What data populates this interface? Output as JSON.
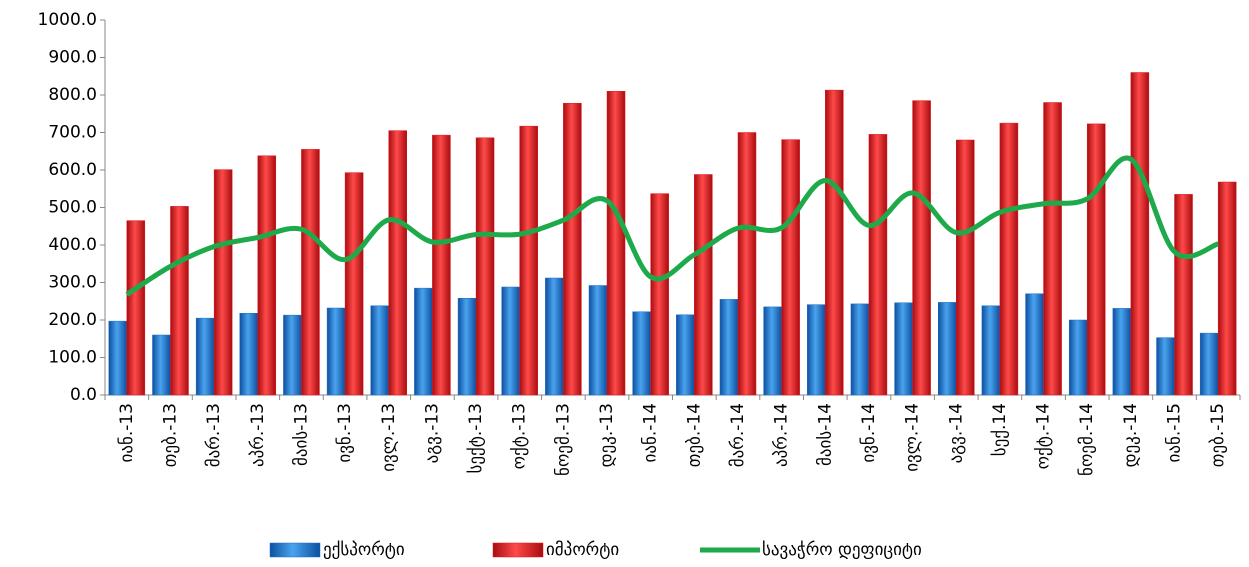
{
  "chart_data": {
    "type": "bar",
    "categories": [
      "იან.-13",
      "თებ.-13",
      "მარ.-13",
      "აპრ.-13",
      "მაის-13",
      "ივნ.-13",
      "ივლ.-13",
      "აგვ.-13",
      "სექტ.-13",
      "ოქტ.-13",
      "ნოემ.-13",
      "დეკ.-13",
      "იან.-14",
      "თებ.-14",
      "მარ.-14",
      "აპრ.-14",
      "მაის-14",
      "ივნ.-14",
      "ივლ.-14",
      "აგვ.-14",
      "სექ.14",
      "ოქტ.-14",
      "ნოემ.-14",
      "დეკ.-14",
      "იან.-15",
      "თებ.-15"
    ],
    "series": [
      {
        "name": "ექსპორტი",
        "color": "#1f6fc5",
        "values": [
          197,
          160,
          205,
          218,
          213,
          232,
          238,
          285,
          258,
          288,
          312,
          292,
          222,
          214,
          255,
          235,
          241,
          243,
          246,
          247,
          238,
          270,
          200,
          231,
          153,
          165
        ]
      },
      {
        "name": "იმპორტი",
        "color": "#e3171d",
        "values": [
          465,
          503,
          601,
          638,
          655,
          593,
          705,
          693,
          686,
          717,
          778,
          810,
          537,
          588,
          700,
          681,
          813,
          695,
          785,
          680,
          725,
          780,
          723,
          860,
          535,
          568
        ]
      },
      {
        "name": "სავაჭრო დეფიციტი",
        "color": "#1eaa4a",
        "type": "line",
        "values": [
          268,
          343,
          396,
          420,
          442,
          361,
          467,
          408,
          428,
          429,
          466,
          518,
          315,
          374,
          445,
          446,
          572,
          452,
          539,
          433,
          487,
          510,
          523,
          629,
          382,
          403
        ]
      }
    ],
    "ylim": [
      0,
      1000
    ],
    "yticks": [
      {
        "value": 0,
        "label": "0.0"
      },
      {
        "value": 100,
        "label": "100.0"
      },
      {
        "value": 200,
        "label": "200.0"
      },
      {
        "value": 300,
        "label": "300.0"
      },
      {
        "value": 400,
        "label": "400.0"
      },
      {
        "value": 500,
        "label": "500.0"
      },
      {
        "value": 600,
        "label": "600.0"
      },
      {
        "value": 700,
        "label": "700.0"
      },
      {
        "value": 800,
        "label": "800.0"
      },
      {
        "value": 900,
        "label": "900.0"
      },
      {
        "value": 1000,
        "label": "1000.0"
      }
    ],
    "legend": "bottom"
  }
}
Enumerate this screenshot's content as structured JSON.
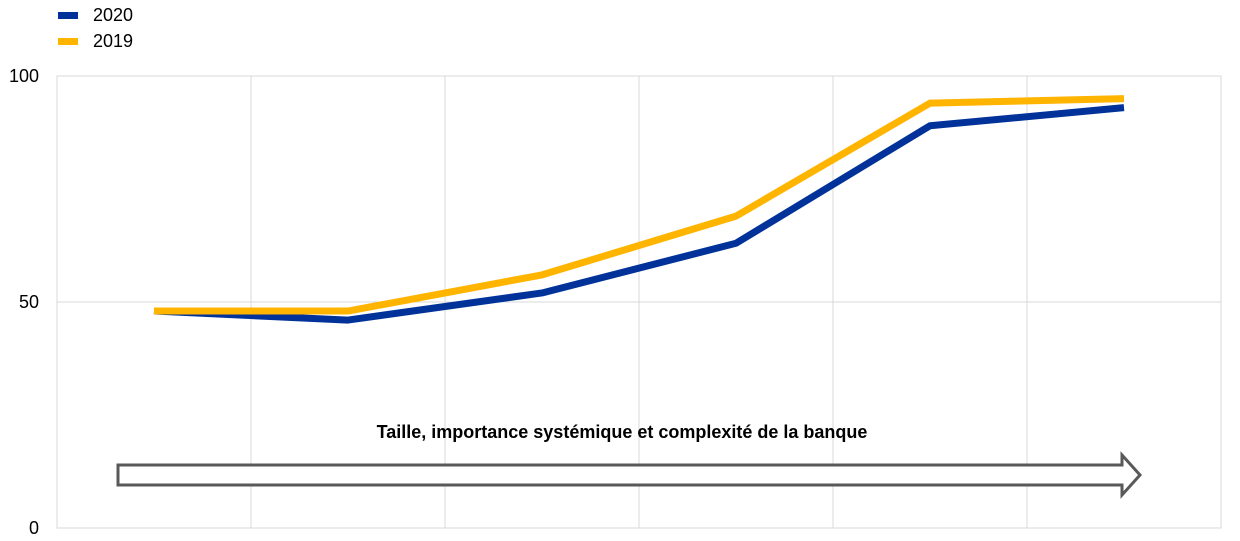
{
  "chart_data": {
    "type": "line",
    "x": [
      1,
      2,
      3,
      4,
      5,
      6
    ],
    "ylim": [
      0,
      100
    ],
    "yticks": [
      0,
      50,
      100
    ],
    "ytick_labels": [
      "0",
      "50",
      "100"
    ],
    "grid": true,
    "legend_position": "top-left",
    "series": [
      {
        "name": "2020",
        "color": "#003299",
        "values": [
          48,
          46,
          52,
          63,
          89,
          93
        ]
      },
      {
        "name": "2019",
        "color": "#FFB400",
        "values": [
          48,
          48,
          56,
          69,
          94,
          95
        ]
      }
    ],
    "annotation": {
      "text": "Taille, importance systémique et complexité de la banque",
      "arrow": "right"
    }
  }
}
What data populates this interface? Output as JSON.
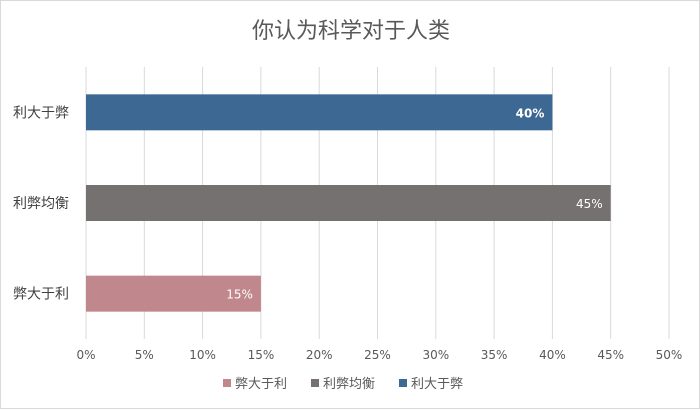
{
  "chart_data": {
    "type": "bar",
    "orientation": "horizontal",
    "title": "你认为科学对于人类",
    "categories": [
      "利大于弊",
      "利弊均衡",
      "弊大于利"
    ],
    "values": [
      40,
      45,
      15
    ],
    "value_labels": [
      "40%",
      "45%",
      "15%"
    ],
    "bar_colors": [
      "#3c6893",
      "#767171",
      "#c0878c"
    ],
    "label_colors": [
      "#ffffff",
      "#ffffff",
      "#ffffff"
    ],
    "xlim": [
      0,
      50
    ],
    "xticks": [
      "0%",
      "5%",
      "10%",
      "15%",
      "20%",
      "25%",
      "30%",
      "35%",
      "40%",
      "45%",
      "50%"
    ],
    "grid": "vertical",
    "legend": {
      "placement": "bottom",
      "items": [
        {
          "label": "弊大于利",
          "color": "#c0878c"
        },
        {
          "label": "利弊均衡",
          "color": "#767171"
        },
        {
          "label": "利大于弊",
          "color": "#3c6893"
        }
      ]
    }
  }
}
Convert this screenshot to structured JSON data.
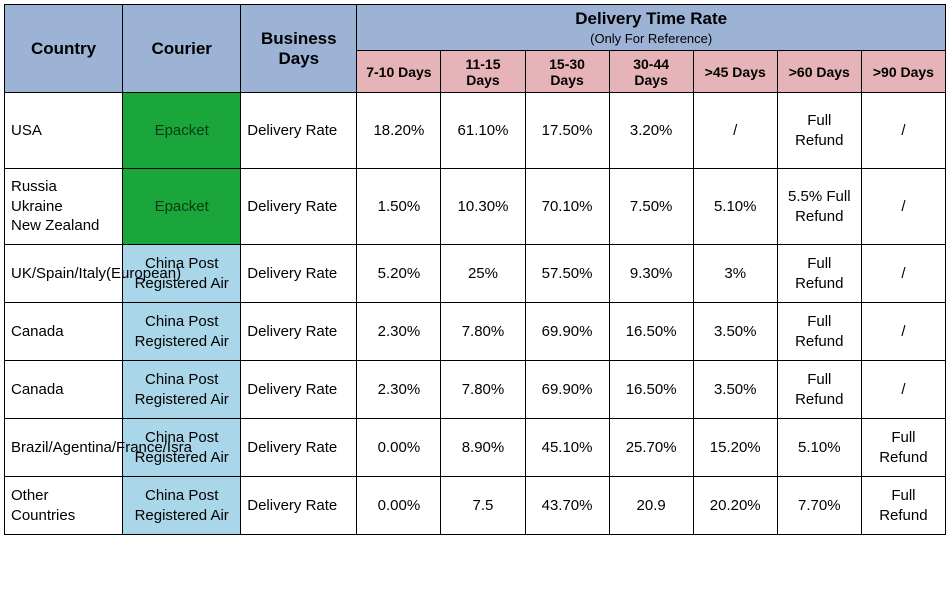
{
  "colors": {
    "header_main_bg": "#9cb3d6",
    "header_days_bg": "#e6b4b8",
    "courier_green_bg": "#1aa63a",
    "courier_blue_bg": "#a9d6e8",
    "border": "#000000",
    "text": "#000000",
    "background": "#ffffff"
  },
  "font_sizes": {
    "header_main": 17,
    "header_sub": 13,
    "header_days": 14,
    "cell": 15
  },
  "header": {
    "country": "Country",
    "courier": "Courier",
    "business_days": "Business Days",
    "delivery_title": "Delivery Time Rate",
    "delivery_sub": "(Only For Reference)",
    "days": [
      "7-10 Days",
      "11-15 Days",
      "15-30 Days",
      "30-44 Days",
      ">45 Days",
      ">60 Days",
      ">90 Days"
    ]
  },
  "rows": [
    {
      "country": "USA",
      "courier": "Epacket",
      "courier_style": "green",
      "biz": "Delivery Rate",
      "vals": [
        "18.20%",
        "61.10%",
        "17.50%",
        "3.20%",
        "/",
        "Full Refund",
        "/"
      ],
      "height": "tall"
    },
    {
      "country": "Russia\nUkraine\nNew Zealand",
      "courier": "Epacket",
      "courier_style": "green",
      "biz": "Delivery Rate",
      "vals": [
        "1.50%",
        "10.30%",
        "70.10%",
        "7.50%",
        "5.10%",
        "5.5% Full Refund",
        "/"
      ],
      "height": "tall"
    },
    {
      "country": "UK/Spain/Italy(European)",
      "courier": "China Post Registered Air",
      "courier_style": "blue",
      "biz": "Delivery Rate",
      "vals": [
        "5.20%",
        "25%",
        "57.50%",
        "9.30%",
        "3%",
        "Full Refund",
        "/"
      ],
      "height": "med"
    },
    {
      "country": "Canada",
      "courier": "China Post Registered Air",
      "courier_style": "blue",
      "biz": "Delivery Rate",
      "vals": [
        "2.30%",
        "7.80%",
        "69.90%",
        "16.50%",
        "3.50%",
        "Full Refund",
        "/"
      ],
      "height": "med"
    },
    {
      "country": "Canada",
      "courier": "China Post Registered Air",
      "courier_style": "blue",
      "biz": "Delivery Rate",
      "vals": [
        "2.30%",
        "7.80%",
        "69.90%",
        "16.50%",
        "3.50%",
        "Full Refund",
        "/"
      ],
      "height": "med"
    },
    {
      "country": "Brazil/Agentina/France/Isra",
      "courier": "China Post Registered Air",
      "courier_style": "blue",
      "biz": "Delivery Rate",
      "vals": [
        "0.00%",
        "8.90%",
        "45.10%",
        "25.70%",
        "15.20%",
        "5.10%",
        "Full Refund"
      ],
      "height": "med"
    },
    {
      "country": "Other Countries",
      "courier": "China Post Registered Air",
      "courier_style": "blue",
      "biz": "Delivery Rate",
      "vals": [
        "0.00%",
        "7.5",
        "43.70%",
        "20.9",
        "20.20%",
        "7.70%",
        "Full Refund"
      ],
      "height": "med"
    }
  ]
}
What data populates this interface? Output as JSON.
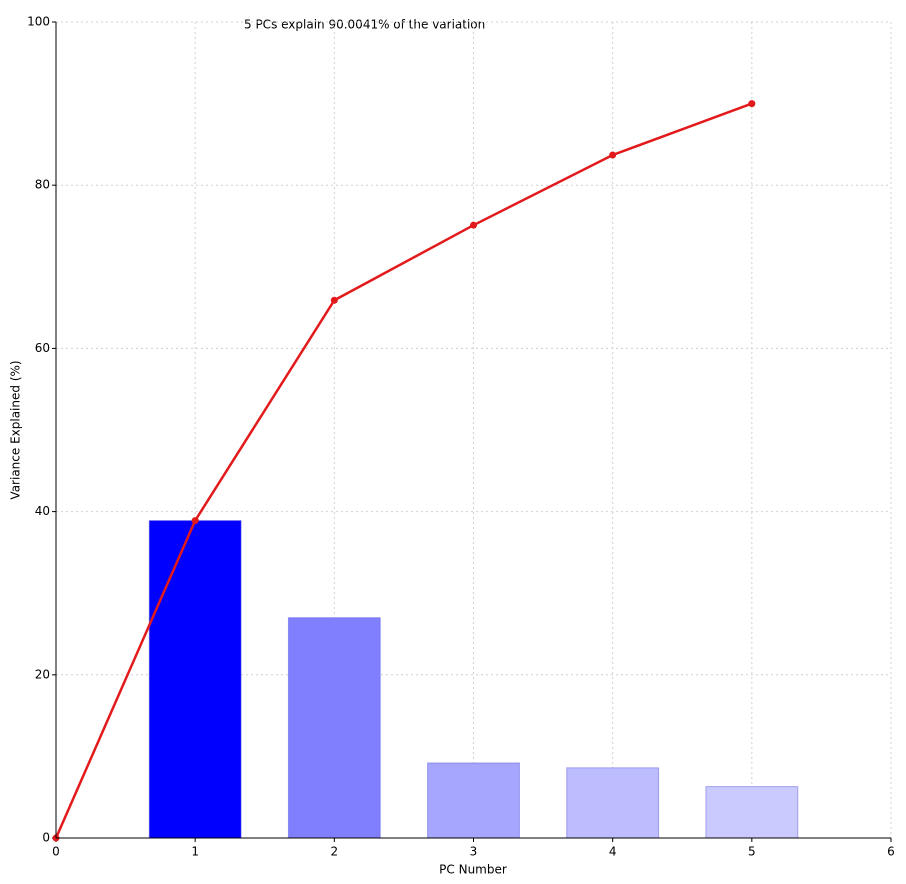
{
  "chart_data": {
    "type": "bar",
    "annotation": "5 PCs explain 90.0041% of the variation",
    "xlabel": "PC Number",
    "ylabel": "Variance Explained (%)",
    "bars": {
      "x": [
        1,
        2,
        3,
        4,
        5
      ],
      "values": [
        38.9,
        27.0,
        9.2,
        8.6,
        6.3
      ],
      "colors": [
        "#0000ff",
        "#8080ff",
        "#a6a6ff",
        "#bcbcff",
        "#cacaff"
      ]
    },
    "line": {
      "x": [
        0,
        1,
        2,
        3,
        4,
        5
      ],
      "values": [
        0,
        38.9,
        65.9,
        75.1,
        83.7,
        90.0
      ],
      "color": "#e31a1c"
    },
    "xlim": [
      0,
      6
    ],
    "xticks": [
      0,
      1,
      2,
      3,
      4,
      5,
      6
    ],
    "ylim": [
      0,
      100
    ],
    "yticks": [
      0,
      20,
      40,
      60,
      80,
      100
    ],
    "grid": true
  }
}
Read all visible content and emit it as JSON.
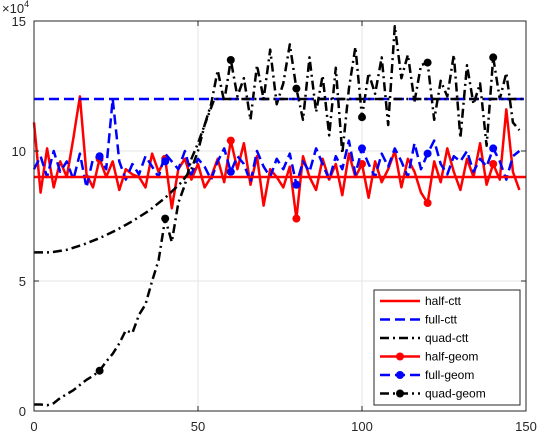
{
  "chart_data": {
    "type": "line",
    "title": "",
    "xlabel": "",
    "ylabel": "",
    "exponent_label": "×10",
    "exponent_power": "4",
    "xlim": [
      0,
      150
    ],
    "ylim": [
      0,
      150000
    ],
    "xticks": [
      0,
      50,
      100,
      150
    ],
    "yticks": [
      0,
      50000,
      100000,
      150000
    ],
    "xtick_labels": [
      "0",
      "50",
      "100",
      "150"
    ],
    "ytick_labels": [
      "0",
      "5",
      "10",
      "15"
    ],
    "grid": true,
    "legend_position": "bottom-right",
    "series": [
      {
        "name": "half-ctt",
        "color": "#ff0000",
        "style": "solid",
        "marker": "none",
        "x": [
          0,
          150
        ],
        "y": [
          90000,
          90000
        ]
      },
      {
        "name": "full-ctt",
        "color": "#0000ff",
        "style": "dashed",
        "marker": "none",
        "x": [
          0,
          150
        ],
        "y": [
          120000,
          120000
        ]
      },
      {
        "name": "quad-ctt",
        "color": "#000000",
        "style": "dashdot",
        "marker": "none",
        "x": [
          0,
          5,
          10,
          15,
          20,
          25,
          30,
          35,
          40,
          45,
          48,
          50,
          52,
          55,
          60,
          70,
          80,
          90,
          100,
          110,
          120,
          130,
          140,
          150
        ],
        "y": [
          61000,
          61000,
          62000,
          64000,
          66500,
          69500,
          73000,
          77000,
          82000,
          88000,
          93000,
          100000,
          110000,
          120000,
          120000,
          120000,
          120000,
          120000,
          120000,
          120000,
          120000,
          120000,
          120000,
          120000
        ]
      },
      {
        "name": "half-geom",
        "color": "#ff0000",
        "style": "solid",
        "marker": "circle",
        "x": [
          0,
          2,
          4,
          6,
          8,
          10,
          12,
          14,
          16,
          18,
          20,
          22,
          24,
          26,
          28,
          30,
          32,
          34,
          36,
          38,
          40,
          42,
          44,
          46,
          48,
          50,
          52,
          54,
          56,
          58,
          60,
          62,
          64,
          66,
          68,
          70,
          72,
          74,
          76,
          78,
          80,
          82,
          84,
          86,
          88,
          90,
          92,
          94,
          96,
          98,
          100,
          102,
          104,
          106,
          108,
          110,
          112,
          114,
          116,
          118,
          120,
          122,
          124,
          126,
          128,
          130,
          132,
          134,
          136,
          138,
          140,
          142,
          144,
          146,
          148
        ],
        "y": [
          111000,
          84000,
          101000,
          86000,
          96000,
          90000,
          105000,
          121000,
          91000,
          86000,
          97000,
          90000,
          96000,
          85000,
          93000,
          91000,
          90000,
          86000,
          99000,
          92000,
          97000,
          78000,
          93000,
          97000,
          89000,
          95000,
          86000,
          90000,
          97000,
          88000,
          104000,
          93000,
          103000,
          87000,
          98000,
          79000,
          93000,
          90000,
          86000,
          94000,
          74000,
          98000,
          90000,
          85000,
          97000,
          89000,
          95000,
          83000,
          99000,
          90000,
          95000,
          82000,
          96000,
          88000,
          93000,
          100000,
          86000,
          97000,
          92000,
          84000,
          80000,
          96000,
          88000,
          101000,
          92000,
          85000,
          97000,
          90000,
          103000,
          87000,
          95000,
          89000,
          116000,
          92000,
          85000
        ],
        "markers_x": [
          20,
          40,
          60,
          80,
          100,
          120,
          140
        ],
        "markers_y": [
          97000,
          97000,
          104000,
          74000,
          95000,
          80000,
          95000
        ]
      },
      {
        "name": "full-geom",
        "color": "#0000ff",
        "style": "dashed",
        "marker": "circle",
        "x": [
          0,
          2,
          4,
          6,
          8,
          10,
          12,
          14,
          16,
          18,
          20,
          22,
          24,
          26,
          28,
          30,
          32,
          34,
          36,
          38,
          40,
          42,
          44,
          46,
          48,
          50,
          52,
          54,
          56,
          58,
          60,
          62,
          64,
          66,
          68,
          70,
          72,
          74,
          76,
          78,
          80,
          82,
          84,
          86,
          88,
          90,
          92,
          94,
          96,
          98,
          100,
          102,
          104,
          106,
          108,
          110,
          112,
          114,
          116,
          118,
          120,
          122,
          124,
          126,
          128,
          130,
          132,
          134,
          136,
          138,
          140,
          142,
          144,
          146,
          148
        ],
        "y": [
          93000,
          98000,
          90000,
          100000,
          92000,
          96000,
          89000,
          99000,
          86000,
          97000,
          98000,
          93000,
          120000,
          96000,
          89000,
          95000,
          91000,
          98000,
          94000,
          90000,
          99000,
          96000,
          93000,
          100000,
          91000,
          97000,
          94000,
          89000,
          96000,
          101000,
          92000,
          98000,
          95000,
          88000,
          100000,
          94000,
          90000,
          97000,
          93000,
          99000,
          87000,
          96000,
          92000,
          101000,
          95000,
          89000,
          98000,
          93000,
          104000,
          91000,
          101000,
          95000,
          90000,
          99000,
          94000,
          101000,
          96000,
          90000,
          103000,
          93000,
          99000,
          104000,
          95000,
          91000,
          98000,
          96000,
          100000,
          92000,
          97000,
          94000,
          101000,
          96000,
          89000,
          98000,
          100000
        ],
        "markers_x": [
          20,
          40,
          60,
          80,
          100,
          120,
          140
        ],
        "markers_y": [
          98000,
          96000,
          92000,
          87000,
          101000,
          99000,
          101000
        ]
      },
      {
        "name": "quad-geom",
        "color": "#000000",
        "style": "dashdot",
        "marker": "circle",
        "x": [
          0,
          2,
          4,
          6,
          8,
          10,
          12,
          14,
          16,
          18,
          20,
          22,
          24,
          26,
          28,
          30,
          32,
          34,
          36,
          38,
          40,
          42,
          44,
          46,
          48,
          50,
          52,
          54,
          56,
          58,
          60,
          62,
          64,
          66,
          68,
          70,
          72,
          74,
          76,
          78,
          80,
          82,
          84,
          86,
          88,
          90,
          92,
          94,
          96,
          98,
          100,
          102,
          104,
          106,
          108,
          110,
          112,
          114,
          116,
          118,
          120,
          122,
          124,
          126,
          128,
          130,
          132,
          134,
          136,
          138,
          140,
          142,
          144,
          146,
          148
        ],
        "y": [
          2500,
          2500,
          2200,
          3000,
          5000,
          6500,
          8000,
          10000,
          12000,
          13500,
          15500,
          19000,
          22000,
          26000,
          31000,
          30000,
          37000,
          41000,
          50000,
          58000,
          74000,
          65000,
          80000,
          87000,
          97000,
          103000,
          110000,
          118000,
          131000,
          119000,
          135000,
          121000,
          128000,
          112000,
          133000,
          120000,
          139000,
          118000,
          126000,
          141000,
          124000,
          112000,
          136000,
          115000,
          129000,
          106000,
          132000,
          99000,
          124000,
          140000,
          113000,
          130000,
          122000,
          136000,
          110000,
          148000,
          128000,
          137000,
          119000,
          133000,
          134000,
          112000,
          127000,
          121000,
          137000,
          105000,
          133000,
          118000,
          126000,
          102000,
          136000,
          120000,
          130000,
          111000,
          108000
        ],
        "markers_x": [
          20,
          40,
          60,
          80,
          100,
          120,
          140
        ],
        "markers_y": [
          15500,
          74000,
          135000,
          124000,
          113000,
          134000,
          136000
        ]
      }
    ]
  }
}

################

Your task is to list each line of the records with the word "annotation".

*Result of this task*:
    "annotation": {
    "annotation": "5 PCs explain 90.0041% of the variation",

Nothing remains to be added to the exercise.